AVAILABLE RECORDS -

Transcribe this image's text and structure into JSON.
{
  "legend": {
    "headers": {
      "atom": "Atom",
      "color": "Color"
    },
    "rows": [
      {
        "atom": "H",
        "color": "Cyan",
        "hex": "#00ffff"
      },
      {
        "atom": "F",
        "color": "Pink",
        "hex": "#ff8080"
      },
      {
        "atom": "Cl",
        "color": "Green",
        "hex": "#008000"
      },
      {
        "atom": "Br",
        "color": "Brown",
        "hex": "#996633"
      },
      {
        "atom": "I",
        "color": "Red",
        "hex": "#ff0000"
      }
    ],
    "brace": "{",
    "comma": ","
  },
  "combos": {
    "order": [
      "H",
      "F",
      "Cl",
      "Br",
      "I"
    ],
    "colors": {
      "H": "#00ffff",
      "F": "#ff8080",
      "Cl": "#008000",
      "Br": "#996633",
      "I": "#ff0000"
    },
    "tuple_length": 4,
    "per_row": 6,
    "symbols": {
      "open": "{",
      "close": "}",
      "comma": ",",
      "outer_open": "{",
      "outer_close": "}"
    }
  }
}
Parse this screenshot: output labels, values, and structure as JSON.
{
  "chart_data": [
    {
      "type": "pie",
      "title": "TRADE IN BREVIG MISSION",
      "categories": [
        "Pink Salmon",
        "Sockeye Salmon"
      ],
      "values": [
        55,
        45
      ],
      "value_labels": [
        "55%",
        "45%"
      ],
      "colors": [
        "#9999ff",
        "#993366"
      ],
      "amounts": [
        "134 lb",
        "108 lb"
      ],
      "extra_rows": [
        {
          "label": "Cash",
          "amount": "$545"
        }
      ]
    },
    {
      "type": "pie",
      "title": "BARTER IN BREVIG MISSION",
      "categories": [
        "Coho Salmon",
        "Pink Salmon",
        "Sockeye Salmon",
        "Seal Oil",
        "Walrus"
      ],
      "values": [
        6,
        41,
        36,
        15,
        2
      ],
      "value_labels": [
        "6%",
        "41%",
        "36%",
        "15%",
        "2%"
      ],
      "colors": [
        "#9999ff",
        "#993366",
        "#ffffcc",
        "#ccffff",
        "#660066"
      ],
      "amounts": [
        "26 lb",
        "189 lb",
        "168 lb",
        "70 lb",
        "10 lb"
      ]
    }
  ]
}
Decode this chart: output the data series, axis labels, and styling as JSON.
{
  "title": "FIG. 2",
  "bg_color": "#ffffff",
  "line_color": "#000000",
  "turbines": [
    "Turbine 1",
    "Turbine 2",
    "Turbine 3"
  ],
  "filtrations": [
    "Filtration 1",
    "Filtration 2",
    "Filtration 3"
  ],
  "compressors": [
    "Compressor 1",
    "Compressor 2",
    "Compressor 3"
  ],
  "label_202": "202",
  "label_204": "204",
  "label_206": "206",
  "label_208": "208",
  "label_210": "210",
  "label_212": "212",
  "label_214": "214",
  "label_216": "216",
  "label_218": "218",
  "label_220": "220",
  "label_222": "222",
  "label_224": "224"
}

WHAT IS REQUIRED - Print the material once more, exactly.

EXERCISE ANSWER -
Transcribe this image's text and structure into JSON.
{
  "legend": {
    "headers": {
      "atom": "Atom",
      "color": "Color"
    },
    "rows": [
      {
        "atom": "H",
        "color": "Cyan",
        "hex": "#00ffff"
      },
      {
        "atom": "F",
        "color": "Pink",
        "hex": "#ff8080"
      },
      {
        "atom": "Cl",
        "color": "Green",
        "hex": "#008000"
      },
      {
        "atom": "Br",
        "color": "Brown",
        "hex": "#996633"
      },
      {
        "atom": "I",
        "color": "Red",
        "hex": "#ff0000"
      }
    ],
    "brace": "{",
    "comma": ","
  },
  "combos": {
    "order": [
      "H",
      "F",
      "Cl",
      "Br",
      "I"
    ],
    "colors": {
      "H": "#00ffff",
      "F": "#ff8080",
      "Cl": "#008000",
      "Br": "#996633",
      "I": "#ff0000"
    },
    "tuple_length": 4,
    "per_row": 6,
    "symbols": {
      "open": "{",
      "close": "}",
      "comma": ",",
      "outer_open": "{",
      "outer_close": "}"
    }
  }
}
Parse this screenshot: output labels, values, and structure as JSON.
{
  "chart_data": [
    {
      "type": "pie",
      "title": "TRADE IN BREVIG MISSION",
      "categories": [
        "Pink Salmon",
        "Sockeye Salmon"
      ],
      "values": [
        55,
        45
      ],
      "value_labels": [
        "55%",
        "45%"
      ],
      "colors": [
        "#9999ff",
        "#993366"
      ],
      "amounts": [
        "134 lb",
        "108 lb"
      ],
      "extra_rows": [
        {
          "label": "Cash",
          "amount": "$545"
        }
      ]
    },
    {
      "type": "pie",
      "title": "BARTER IN BREVIG MISSION",
      "categories": [
        "Coho Salmon",
        "Pink Salmon",
        "Sockeye Salmon",
        "Seal Oil",
        "Walrus"
      ],
      "values": [
        6,
        41,
        36,
        15,
        2
      ],
      "value_labels": [
        "6%",
        "41%",
        "36%",
        "15%",
        "2%"
      ],
      "colors": [
        "#9999ff",
        "#993366",
        "#ffffcc",
        "#ccffff",
        "#660066"
      ],
      "amounts": [
        "26 lb",
        "189 lb",
        "168 lb",
        "70 lb",
        "10 lb"
      ]
    }
  ]
}
Decode this chart: output the data series, axis labels, and styling as JSON.
{
  "title": "FIG. 2",
  "bg_color": "#ffffff",
  "line_color": "#000000",
  "turbines": [
    "Turbine 1",
    "Turbine 2",
    "Turbine 3"
  ],
  "filtrations": [
    "Filtration 1",
    "Filtration 2",
    "Filtration 3"
  ],
  "compressors": [
    "Compressor 1",
    "Compressor 2",
    "Compressor 3"
  ],
  "label_202": "202",
  "label_204": "204",
  "label_206": "206",
  "label_208": "208",
  "label_210": "210",
  "label_212": "212",
  "label_214": "214",
  "label_216": "216",
  "label_218": "218",
  "label_220": "220",
  "label_222": "222",
  "label_224": "224"
}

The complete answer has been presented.